• Requirement: Filter the records below for the word "data". Copy each line that holds it.

━━ Records for this exercise ━━

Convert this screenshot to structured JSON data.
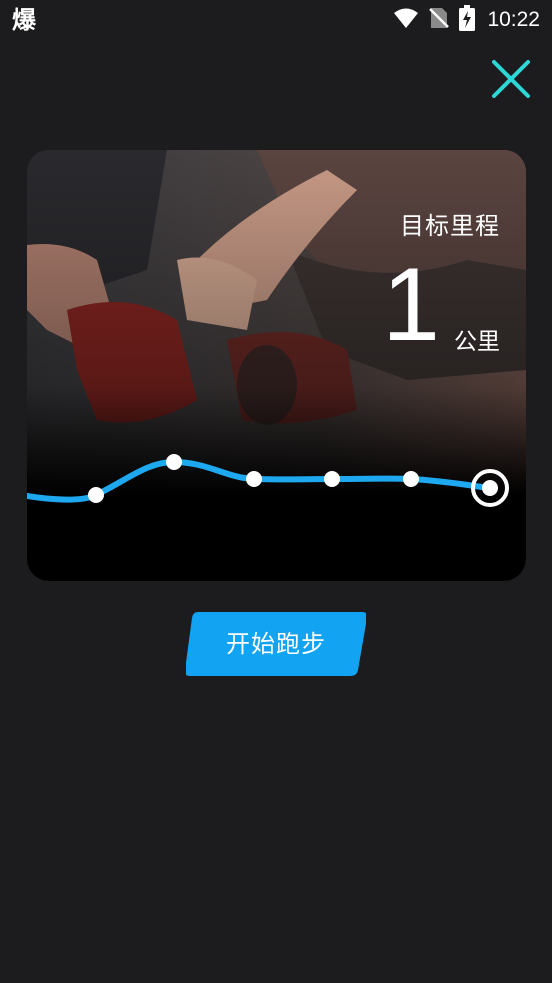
{
  "status_bar": {
    "app_glyph": "爆",
    "time": "10:22",
    "icons": [
      "wifi-icon",
      "no-sim-icon",
      "battery-charging-icon"
    ]
  },
  "close_button": {
    "icon": "close-icon",
    "color": "#2fd6d6"
  },
  "goal_card": {
    "title": "目标里程",
    "distance_value": "1",
    "distance_unit": "公里",
    "line_color": "#1ea8f0",
    "route_points": 7
  },
  "start_button": {
    "label": "开始跑步",
    "color": "#12a3f3"
  },
  "colors": {
    "background": "#1c1c1e",
    "card_background": "#000000",
    "text": "#ffffff"
  }
}
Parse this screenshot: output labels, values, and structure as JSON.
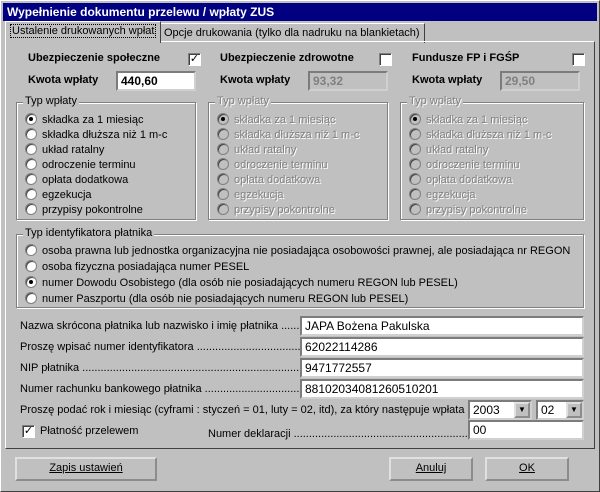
{
  "window": {
    "title": "Wypełnienie dokumentu przelewu / wpłaty ZUS"
  },
  "tabs": [
    {
      "label": "Ustalenie drukowanych wpłat"
    },
    {
      "label": "Opcje drukowania (tylko dla nadruku na blankietach)"
    }
  ],
  "insurance": [
    {
      "title": "Ubezpieczenie społeczne",
      "checked": "✓",
      "amount_label": "Kwota wpłaty",
      "amount": "440,60",
      "enabled": true
    },
    {
      "title": "Ubezpieczenie zdrowotne",
      "checked": "",
      "amount_label": "Kwota wpłaty",
      "amount": "93,32",
      "enabled": false
    },
    {
      "title": "Fundusze FP i FGŚP",
      "checked": "",
      "amount_label": "Kwota wpłaty",
      "amount": "29,50",
      "enabled": false
    }
  ],
  "payment_type": {
    "label": "Typ wpłaty",
    "options": [
      "składka za 1 miesiąc",
      "składka dłuższa niż 1 m-c",
      "układ ratalny",
      "odroczenie terminu",
      "opłata dodatkowa",
      "egzekucja",
      "przypisy pokontrolne"
    ],
    "selected_index": 0
  },
  "payer_id_type": {
    "label": "Typ identyfikatora płatnika",
    "options": [
      "osoba prawna lub jednostka organizacyjna nie posiadająca osobowości prawnej, ale posiadająca nr REGON",
      "osoba fizyczna posiadająca numer PESEL",
      "numer Dowodu Osobistego (dla osób nie posiadających numeru REGON lub PESEL)",
      "numer Paszportu (dla osób nie posiadających numeru REGON lub PESEL)"
    ],
    "selected_index": 2
  },
  "fields": {
    "name_label": "Nazwa skrócona płatnika lub nazwisko i imię płatnika ........",
    "name_value": "JAPA Bożena Pakulska",
    "id_label": "Proszę wpisać numer identyfikatora ..............................................",
    "id_value": "62022114286",
    "nip_label": "NIP płatnika ..........................................................................",
    "nip_value": "9471772557",
    "account_label": "Numer rachunku bankowego płatnika ...............................",
    "account_value": "88102034081260510201",
    "period_label": "Proszę podać rok i miesiąc (cyframi : styczeń = 01, luty = 02, itd), za który następuje wpłata .....",
    "year_value": "2003",
    "month_value": "02",
    "transfer_label": "Płatność przelewem",
    "transfer_checked": "✓",
    "declaration_label": "Numer deklaracji .............................................................",
    "declaration_value": "00"
  },
  "buttons": {
    "save_settings": "Zapis ustawień",
    "cancel": "Anuluj",
    "ok": "OK"
  }
}
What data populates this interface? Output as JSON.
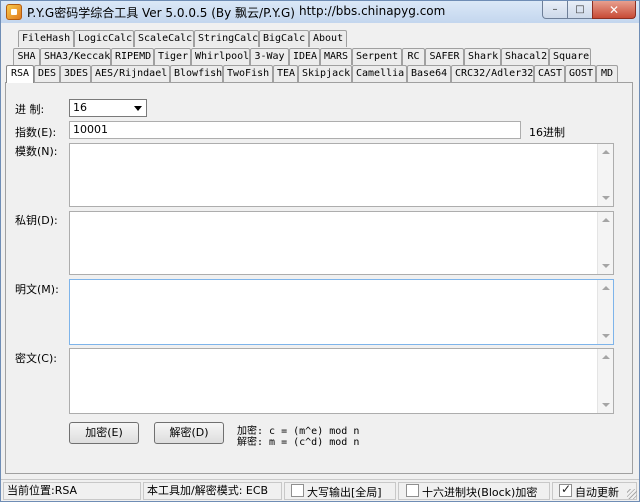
{
  "window": {
    "title": "P.Y.G密码学综合工具 Ver 5.0.0.5 (By 飘云/P.Y.G)",
    "url": "http://bbs.chinapyg.com",
    "min_glyph": "–",
    "max_glyph": "□",
    "close_glyph": "✕"
  },
  "tabs_row1": [
    "FileHash",
    "LogicCalc",
    "ScaleCalc",
    "StringCalc",
    "BigCalc",
    "About"
  ],
  "tabs_row2": [
    "SHA",
    "SHA3/Keccak",
    "RIPEMD",
    "Tiger",
    "Whirlpool",
    "3-Way",
    "IDEA",
    "MARS",
    "Serpent",
    "RC",
    "SAFER",
    "Shark",
    "Shacal2",
    "Square"
  ],
  "tabs_row3": [
    "RSA",
    "DES",
    "3DES",
    "AES/Rijndael",
    "Blowfish",
    "TwoFish",
    "TEA",
    "Skipjack",
    "Camellia",
    "Base64",
    "CRC32/Adler32",
    "CAST",
    "GOST",
    "MD"
  ],
  "form": {
    "radix_label": "进   制:",
    "radix_value": "16",
    "exponent_label": "指数(E):",
    "exponent_value": "10001",
    "exponent_suffix": "16进制",
    "modulus_label": "模数(N):",
    "modulus_value": "",
    "private_key_label": "私钥(D):",
    "private_key_value": "",
    "plaintext_label": "明文(M):",
    "plaintext_value": "",
    "ciphertext_label": "密文(C):",
    "ciphertext_value": ""
  },
  "buttons": {
    "encrypt": "加密(E)",
    "decrypt": "解密(D)"
  },
  "formulas": {
    "encrypt": "加密: c = (m^e) mod n",
    "decrypt": "解密: m = (c^d) mod n"
  },
  "status": {
    "location": "当前位置:RSA",
    "mode": "本工具加/解密模式: ECB",
    "uppercase_label": "大写输出[全局]",
    "uppercase_checked": false,
    "hex_block_label": "十六进制块(Block)加密",
    "hex_block_checked": false,
    "auto_update_label": "自动更新",
    "auto_update_checked": true
  }
}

━━━

• Solution to the problem:
Convert this screenshot to structured JSON data.
What data populates this interface? Output as JSON.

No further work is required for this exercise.